** Start Records shown **

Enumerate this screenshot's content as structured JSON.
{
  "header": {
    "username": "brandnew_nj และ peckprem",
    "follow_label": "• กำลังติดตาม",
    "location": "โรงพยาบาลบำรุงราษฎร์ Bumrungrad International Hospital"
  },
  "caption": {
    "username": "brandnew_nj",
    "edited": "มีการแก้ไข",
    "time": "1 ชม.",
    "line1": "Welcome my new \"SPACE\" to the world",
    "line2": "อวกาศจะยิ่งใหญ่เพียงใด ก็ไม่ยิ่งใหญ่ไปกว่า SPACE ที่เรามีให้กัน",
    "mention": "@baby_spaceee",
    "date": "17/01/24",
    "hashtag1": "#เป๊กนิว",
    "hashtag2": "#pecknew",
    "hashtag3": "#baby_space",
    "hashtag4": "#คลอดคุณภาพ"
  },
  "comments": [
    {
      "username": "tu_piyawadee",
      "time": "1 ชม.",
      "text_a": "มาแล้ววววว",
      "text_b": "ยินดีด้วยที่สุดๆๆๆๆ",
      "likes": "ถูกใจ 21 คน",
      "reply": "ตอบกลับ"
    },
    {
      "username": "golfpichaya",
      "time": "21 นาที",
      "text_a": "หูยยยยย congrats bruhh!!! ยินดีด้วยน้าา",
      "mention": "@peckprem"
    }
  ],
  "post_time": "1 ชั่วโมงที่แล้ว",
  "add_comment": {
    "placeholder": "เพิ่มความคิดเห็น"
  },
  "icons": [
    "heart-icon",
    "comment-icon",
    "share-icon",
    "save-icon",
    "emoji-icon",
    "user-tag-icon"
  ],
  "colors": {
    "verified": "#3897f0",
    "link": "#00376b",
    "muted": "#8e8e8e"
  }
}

** End Records shown **
** Start Records shown **

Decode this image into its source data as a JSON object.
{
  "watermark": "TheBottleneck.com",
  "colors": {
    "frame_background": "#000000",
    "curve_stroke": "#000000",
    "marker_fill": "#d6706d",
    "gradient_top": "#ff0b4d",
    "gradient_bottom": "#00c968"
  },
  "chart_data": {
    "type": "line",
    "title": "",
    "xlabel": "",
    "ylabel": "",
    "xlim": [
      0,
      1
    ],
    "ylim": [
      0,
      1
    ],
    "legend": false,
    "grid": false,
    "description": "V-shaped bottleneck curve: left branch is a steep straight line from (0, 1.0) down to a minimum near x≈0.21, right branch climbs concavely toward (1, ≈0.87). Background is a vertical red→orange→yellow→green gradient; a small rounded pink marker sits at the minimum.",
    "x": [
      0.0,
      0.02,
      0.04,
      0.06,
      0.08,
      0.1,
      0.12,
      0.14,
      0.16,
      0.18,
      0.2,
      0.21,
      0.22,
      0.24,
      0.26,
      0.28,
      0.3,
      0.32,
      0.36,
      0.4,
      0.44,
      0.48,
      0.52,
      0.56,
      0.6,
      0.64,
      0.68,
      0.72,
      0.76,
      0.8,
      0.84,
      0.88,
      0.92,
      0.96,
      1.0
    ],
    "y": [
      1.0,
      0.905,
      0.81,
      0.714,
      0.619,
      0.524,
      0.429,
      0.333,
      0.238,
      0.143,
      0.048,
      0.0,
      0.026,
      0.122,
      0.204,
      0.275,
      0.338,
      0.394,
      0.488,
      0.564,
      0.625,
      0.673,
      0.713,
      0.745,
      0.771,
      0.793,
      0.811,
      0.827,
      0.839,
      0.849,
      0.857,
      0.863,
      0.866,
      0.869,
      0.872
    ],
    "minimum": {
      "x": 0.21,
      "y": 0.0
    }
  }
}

** End Records shown **
** Start Records shown **

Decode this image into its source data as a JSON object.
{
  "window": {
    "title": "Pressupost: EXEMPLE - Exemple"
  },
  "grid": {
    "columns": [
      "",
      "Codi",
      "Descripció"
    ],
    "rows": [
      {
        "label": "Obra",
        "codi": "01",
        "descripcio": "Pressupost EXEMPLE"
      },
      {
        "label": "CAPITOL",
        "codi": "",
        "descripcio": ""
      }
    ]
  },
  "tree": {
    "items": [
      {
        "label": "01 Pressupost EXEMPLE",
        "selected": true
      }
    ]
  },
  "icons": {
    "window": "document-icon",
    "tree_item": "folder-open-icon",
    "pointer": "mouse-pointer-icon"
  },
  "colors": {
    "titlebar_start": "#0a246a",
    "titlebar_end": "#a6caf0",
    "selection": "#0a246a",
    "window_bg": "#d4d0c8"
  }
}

** End Records shown **

» **Your goal**:
Copy out each line of the listing that holds "minimum".

» **Exercise answer**:
    "description": "V-shaped bottleneck curve: left branch is a steep straight line from (0, 1.0) down to a minimum near x≈0.21, right branch climbs concavely toward (1, ≈0.87). Background is a vertical red→orange→yellow→green gradient; a small rounded pink marker sits at the minimum.",
    "minimum": {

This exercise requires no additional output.